■ Objective ■
Return a copy of each line that holds the string "Fine".
─── Provided records
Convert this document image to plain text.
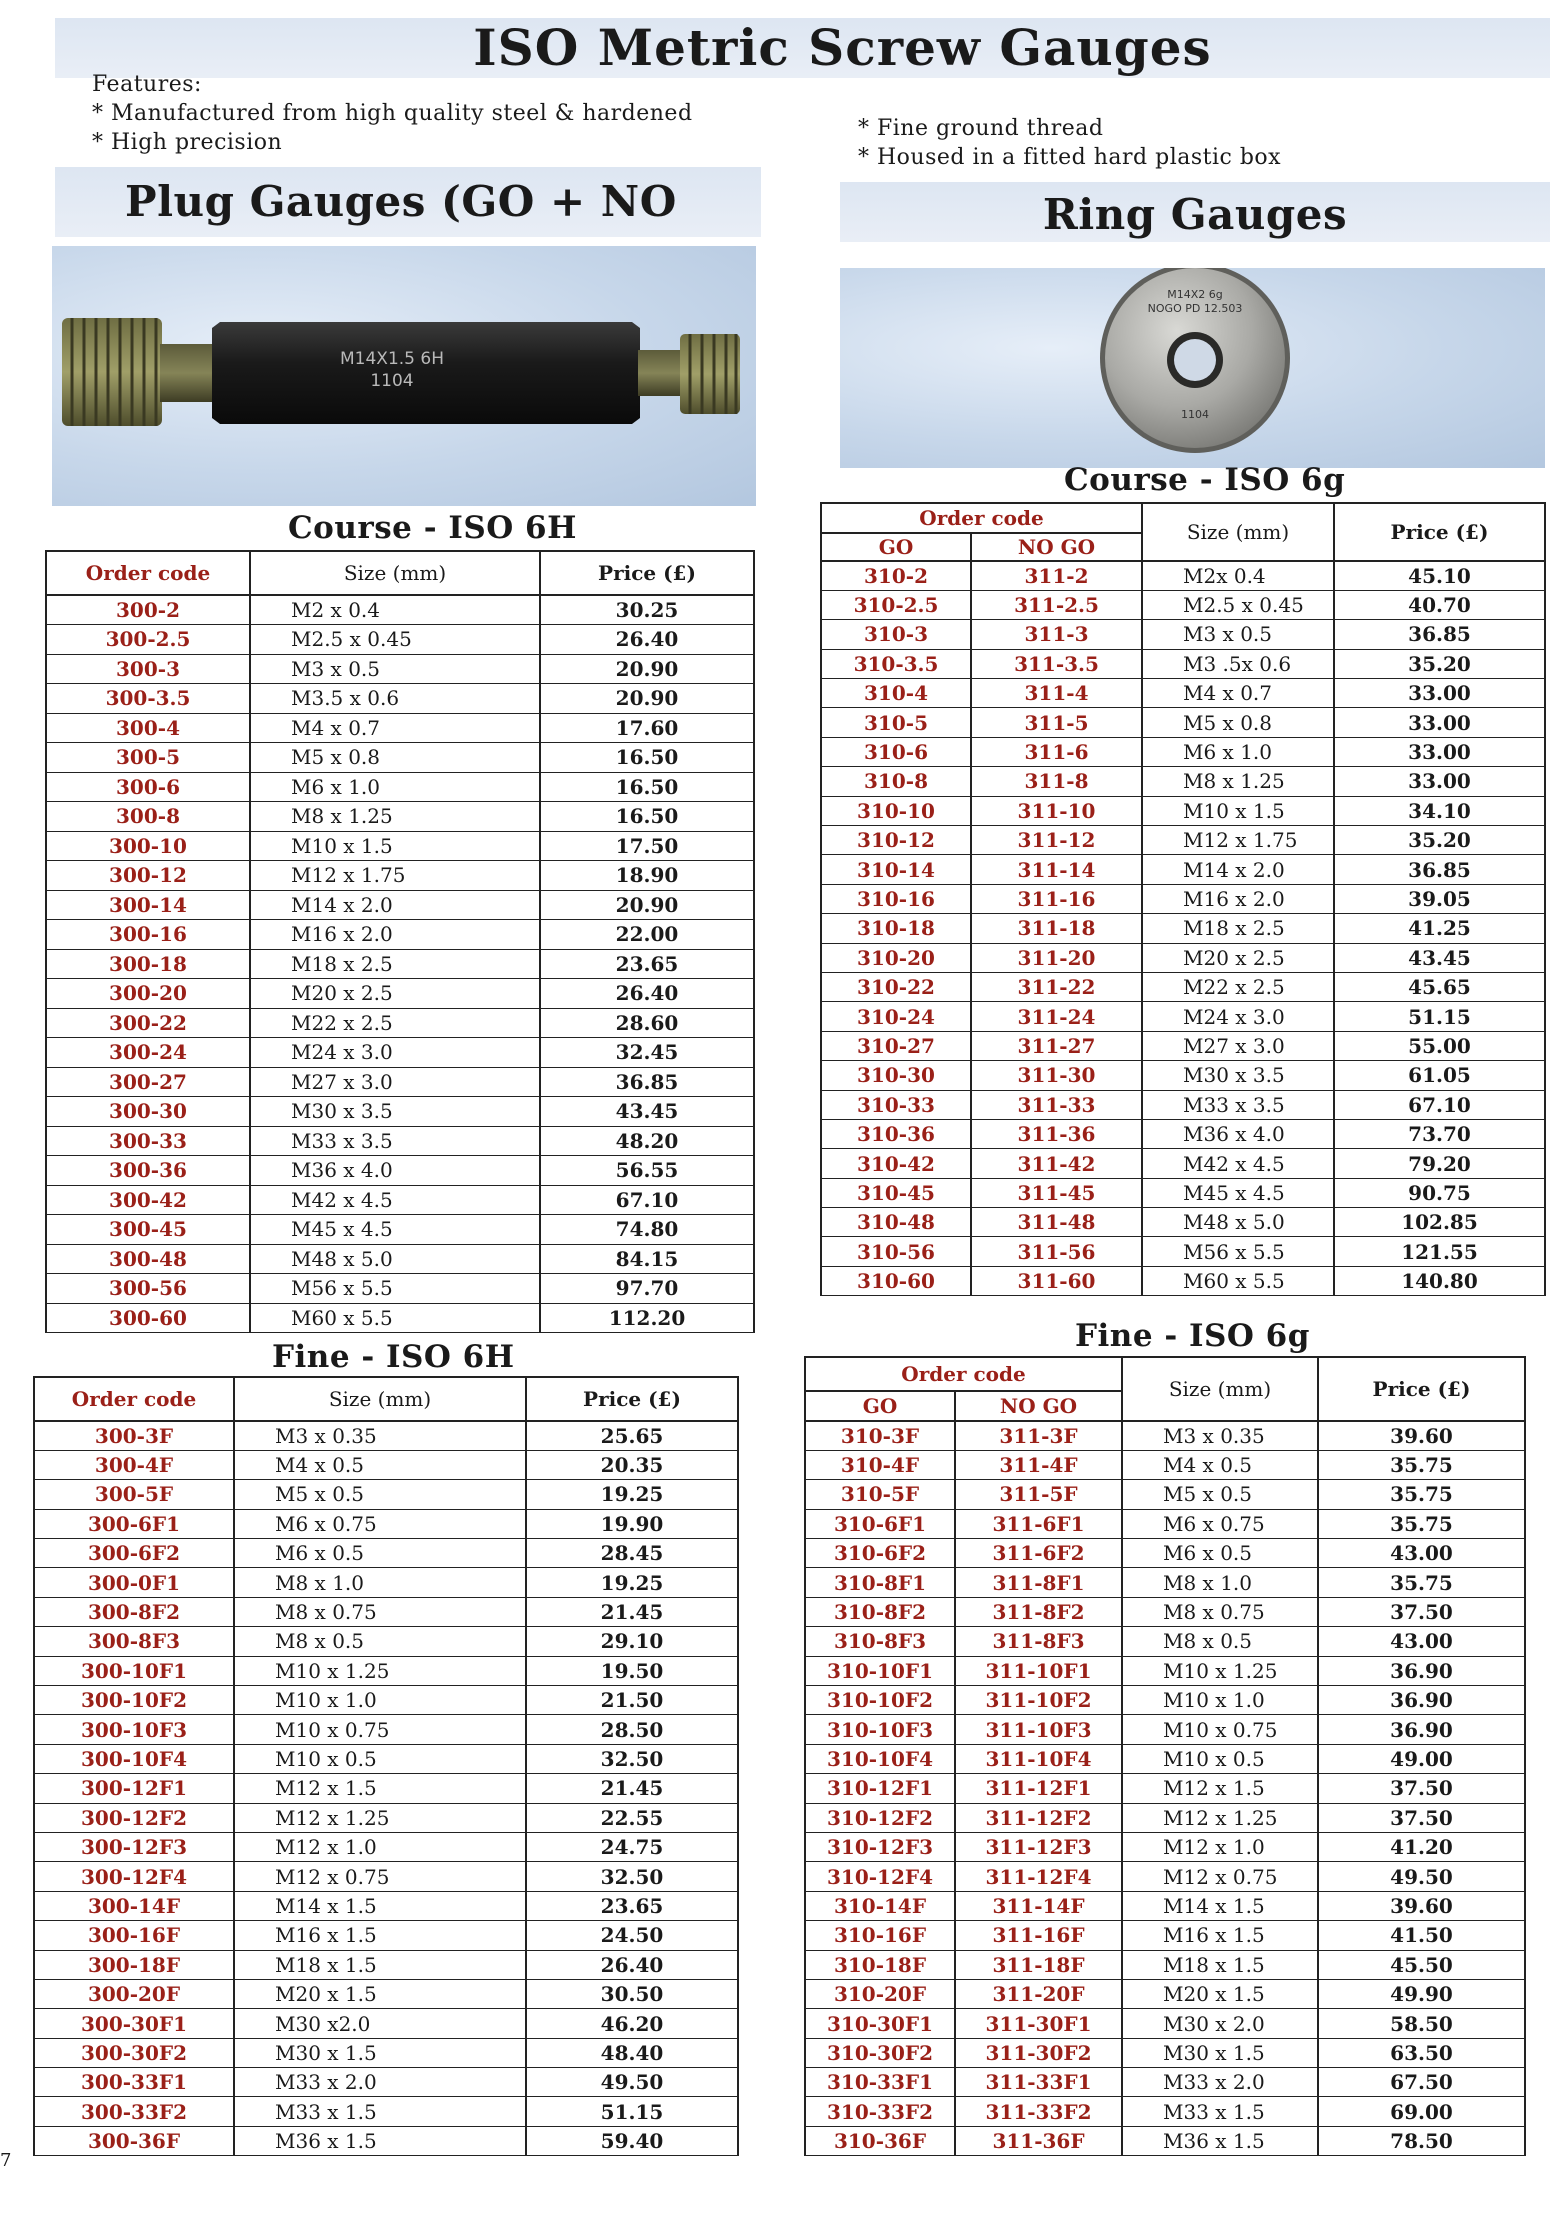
ISO Metric Screw Gauges
Features:
* Manufactured from high quality steel & hardened
* High precision
* Fine ground thread
* Housed in a fitted hard plastic box
Plug Gauges (GO + NO	Ring Gauges
M14X1.5 6H
1104
M14X2 6g
NOGO PD 12.503
1104
Course - ISO 6H
Fine - ISO 6H
Course - ISO 6g
Fine - ISO 6g
Order code	Size (mm)	Price (£)
300-2	M2 x 0.4	30.25
300-2.5	M2.5 x 0.45	26.40
300-3	M3 x 0.5	20.90
300-3.5	M3.5 x 0.6	20.90
300-4	M4 x 0.7	17.60
300-5	M5 x 0.8	16.50
300-6	M6 x 1.0	16.50
300-8	M8 x 1.25	16.50
300-10	M10 x 1.5	17.50
300-12	M12 x 1.75	18.90
300-14	M14 x 2.0	20.90
300-16	M16 x 2.0	22.00
300-18	M18 x 2.5	23.65
300-20	M20 x 2.5	26.40
300-22	M22 x 2.5	28.60
300-24	M24 x 3.0	32.45
300-27	M27 x 3.0	36.85
300-30	M30 x 3.5	43.45
300-33	M33 x 3.5	48.20
300-36	M36 x 4.0	56.55
300-42	M42 x 4.5	67.10
300-45	M45 x 4.5	74.80
300-48	M48 x 5.0	84.15
300-56	M56 x 5.5	97.70
300-60	M60 x 5.5	112.20
Order code	Size (mm)	Price (£)
300-3F	M3 x 0.35	25.65
300-4F	M4 x 0.5	20.35
300-5F	M5 x 0.5	19.25
300-6F1	M6 x 0.75	19.90
300-6F2	M6 x 0.5	28.45
300-0F1	M8 x 1.0	19.25
300-8F2	M8 x 0.75	21.45
300-8F3	M8 x 0.5	29.10
300-10F1	M10 x 1.25	19.50
300-10F2	M10 x 1.0	21.50
300-10F3	M10 x 0.75	28.50
300-10F4	M10 x 0.5	32.50
300-12F1	M12 x 1.5	21.45
300-12F2	M12 x 1.25	22.55
300-12F3	M12 x 1.0	24.75
300-12F4	M12 x 0.75	32.50
300-14F	M14 x 1.5	23.65
300-16F	M16 x 1.5	24.50
300-18F	M18 x 1.5	26.40
300-20F	M20 x 1.5	30.50
300-30F1	M30 x2.0	46.20
300-30F2	M30 x 1.5	48.40
300-33F1	M33 x 2.0	49.50
300-33F2	M33 x 1.5	51.15
300-36F	M36 x 1.5	59.40
Order code		Size (mm)	Price (£)
GO	NO GO		
310-2	311-2	M2x 0.4	45.10
310-2.5	311-2.5	M2.5 x 0.45	40.70
310-3	311-3	M3 x 0.5	36.85
310-3.5	311-3.5	M3 .5x 0.6	35.20
310-4	311-4	M4 x 0.7	33.00
310-5	311-5	M5 x 0.8	33.00
310-6	311-6	M6 x 1.0	33.00
310-8	311-8	M8 x 1.25	33.00
310-10	311-10	M10 x 1.5	34.10
310-12	311-12	M12 x 1.75	35.20
310-14	311-14	M14 x 2.0	36.85
310-16	311-16	M16 x 2.0	39.05
310-18	311-18	M18 x 2.5	41.25
310-20	311-20	M20 x 2.5	43.45
310-22	311-22	M22 x 2.5	45.65
310-24	311-24	M24 x 3.0	51.15
310-27	311-27	M27 x 3.0	55.00
310-30	311-30	M30 x 3.5	61.05
310-33	311-33	M33 x 3.5	67.10
310-36	311-36	M36 x 4.0	73.70
310-42	311-42	M42 x 4.5	79.20
310-45	311-45	M45 x 4.5	90.75
310-48	311-48	M48 x 5.0	102.85
310-56	311-56	M56 x 5.5	121.55
310-60	311-60	M60 x 5.5	140.80
Order code		Size (mm)	Price (£)
GO	NO GO		
310-3F	311-3F	M3 x 0.35	39.60
310-4F	311-4F	M4 x 0.5	35.75
310-5F	311-5F	M5 x 0.5	35.75
310-6F1	311-6F1	M6 x 0.75	35.75
310-6F2	311-6F2	M6 x 0.5	43.00
310-8F1	311-8F1	M8 x 1.0	35.75
310-8F2	311-8F2	M8 x 0.75	37.50
310-8F3	311-8F3	M8 x 0.5	43.00
310-10F1	311-10F1	M10 x 1.25	36.90
310-10F2	311-10F2	M10 x 1.0	36.90
310-10F3	311-10F3	M10 x 0.75	36.90
310-10F4	311-10F4	M10 x 0.5	49.00
310-12F1	311-12F1	M12 x 1.5	37.50
310-12F2	311-12F2	M12 x 1.25	37.50
310-12F3	311-12F3	M12 x 1.0	41.20
310-12F4	311-12F4	M12 x 0.75	49.50
310-14F	311-14F	M14 x 1.5	39.60
310-16F	311-16F	M16 x 1.5	41.50
310-18F	311-18F	M18 x 1.5	45.50
310-20F	311-20F	M20 x 1.5	49.90
310-30F1	311-30F1	M30 x 2.0	58.50
310-30F2	311-30F2	M30 x 1.5	63.50
310-33F1	311-33F1	M33 x 2.0	67.50
310-33F2	311-33F2	M33 x 1.5	69.00
310-36F	311-36F	M36 x 1.5	78.50
7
──────
■ Task answer ■
* Fine ground thread
Fine - ISO 6H
Fine - ISO 6g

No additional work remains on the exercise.